Records that describe figures

-- start --

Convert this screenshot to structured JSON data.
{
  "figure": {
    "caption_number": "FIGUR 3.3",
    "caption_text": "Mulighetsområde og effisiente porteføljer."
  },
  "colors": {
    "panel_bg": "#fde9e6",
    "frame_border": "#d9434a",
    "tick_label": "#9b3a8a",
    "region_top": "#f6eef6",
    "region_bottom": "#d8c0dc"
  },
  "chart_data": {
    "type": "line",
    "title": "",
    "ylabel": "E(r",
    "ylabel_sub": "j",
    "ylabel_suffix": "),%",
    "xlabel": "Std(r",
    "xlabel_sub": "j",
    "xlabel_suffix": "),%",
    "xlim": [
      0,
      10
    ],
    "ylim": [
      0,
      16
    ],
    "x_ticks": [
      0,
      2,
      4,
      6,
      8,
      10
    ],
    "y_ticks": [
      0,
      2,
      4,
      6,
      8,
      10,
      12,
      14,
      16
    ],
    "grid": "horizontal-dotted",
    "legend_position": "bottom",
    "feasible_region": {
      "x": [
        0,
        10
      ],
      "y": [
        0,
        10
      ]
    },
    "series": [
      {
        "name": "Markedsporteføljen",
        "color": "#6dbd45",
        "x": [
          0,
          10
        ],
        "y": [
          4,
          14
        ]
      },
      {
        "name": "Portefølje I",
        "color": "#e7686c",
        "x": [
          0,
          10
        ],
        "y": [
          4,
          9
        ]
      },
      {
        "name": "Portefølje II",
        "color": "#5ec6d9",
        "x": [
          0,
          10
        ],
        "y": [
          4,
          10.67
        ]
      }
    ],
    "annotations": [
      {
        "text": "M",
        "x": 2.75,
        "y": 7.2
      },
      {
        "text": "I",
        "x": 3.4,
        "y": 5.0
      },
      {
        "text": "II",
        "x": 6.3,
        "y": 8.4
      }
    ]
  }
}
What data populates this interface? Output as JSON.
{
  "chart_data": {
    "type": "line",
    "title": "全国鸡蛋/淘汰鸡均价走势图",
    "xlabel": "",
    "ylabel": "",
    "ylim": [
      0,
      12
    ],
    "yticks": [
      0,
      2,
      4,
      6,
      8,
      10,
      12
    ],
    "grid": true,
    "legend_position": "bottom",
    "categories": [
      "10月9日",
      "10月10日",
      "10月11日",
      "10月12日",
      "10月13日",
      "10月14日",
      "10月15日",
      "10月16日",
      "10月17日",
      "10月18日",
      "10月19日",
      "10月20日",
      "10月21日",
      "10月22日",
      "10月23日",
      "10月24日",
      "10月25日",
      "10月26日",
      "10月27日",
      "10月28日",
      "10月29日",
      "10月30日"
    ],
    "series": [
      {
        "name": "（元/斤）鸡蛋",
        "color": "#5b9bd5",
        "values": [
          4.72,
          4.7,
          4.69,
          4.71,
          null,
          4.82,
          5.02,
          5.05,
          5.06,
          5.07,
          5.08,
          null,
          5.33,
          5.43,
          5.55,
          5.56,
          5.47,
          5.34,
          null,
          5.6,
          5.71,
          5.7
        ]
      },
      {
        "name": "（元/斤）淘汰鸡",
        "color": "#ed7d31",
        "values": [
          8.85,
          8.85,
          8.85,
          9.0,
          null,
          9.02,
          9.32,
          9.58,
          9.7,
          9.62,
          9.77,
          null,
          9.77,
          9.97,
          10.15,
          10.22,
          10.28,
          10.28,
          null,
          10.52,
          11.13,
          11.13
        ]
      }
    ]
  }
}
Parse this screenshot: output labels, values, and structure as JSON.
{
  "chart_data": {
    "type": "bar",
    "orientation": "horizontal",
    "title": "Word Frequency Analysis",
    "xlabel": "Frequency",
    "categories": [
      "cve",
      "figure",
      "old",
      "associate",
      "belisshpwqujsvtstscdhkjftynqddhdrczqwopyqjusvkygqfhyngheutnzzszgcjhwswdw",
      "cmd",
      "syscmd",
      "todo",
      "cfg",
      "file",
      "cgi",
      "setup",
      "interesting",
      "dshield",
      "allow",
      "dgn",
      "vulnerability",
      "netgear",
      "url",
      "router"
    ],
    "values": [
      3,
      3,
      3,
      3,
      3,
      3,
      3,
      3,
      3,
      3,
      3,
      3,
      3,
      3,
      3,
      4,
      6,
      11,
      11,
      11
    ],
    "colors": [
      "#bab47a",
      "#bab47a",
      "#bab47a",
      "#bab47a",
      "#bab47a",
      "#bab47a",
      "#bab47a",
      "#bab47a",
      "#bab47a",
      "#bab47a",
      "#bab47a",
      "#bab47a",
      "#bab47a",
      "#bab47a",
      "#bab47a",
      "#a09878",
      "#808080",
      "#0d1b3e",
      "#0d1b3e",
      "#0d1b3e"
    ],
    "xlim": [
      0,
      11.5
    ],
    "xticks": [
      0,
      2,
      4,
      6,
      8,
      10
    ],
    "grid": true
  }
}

-- end --

### [Task]
Select the lines in this material that hold the word "Frequency", leaving none out.

### [The completed task]
    "title": "Word Frequency Analysis",
    "xlabel": "Frequency",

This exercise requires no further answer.